Exercise brief: Set the entries below down again, please. Match them exactly.
-- Records follows --
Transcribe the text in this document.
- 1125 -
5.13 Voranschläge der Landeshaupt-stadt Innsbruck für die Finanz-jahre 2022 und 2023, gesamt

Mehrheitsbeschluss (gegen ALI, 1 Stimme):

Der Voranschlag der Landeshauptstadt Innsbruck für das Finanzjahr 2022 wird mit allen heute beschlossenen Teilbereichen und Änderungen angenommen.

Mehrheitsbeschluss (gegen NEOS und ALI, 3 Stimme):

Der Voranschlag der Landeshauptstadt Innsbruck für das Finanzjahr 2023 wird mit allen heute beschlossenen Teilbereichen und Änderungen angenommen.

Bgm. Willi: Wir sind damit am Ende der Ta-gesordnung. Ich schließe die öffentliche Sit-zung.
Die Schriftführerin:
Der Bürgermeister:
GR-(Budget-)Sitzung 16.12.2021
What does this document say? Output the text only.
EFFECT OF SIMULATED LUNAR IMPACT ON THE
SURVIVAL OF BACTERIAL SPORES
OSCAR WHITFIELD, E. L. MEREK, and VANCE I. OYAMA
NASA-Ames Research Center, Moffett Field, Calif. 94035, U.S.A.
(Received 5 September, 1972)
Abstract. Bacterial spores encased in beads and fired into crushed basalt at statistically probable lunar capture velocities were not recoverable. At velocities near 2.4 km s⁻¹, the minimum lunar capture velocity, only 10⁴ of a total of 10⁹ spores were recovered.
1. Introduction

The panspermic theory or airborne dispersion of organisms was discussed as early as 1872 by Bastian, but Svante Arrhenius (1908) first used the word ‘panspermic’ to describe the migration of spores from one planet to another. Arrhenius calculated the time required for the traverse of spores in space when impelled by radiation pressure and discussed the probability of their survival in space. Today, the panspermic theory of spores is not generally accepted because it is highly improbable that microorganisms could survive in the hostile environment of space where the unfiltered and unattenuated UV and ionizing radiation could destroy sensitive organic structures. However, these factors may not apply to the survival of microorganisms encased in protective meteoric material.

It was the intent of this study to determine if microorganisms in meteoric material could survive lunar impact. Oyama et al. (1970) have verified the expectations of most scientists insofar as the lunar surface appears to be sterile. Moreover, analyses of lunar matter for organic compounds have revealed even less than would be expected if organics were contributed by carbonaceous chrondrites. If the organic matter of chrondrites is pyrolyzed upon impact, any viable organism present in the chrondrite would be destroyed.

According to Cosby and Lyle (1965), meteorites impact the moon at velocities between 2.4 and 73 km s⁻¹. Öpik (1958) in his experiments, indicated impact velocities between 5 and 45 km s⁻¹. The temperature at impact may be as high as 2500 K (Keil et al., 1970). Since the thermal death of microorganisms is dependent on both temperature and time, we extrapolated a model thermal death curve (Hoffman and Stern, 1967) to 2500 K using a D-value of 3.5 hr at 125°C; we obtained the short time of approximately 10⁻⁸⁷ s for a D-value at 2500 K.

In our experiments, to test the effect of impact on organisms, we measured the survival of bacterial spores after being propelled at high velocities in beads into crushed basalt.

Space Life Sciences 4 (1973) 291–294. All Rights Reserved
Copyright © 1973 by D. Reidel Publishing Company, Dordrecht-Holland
-- Records concluded --
Exercise response:
Transcribe the text in this document.
- 1125 -
5.13 Voranschläge der Landeshaupt-stadt Innsbruck für die Finanz-jahre 2022 und 2023, gesamt

Mehrheitsbeschluss (gegen ALI, 1 Stimme):

Der Voranschlag der Landeshauptstadt Innsbruck für das Finanzjahr 2022 wird mit allen heute beschlossenen Teilbereichen und Änderungen angenommen.

Mehrheitsbeschluss (gegen NEOS und ALI, 3 Stimme):

Der Voranschlag der Landeshauptstadt Innsbruck für das Finanzjahr 2023 wird mit allen heute beschlossenen Teilbereichen und Änderungen angenommen.

Bgm. Willi: Wir sind damit am Ende der Ta-gesordnung. Ich schließe die öffentliche Sit-zung.
Die Schriftführerin:
Der Bürgermeister:
GR-(Budget-)Sitzung 16.12.2021
What does this document say? Output the text only.
EFFECT OF SIMULATED LUNAR IMPACT ON THE
SURVIVAL OF BACTERIAL SPORES
OSCAR WHITFIELD, E. L. MEREK, and VANCE I. OYAMA
NASA-Ames Research Center, Moffett Field, Calif. 94035, U.S.A.
(Received 5 September, 1972)
Abstract. Bacterial spores encased in beads and fired into crushed basalt at statistically probable lunar capture velocities were not recoverable. At velocities near 2.4 km s⁻¹, the minimum lunar capture velocity, only 10⁴ of a total of 10⁹ spores were recovered.
1. Introduction

The panspermic theory or airborne dispersion of organisms was discussed as early as 1872 by Bastian, but Svante Arrhenius (1908) first used the word ‘panspermic’ to describe the migration of spores from one planet to another. Arrhenius calculated the time required for the traverse of spores in space when impelled by radiation pressure and discussed the probability of their survival in space. Today, the panspermic theory of spores is not generally accepted because it is highly improbable that microorganisms could survive in the hostile environment of space where the unfiltered and unattenuated UV and ionizing radiation could destroy sensitive organic structures. However, these factors may not apply to the survival of microorganisms encased in protective meteoric material.

It was the intent of this study to determine if microorganisms in meteoric material could survive lunar impact. Oyama et al. (1970) have verified the expectations of most scientists insofar as the lunar surface appears to be sterile. Moreover, analyses of lunar matter for organic compounds have revealed even less than would be expected if organics were contributed by carbonaceous chrondrites. If the organic matter of chrondrites is pyrolyzed upon impact, any viable organism present in the chrondrite would be destroyed.

According to Cosby and Lyle (1965), meteorites impact the moon at velocities between 2.4 and 73 km s⁻¹. Öpik (1958) in his experiments, indicated impact velocities between 5 and 45 km s⁻¹. The temperature at impact may be as high as 2500 K (Keil et al., 1970). Since the thermal death of microorganisms is dependent on both temperature and time, we extrapolated a model thermal death curve (Hoffman and Stern, 1967) to 2500 K using a D-value of 3.5 hr at 125°C; we obtained the short time of approximately 10⁻⁸⁷ s for a D-value at 2500 K.

In our experiments, to test the effect of impact on organisms, we measured the survival of bacterial spores after being propelled at high velocities in beads into crushed basalt.

Space Life Sciences 4 (1973) 291–294. All Rights Reserved
Copyright © 1973 by D. Reidel Publishing Company, Dordrecht-Holland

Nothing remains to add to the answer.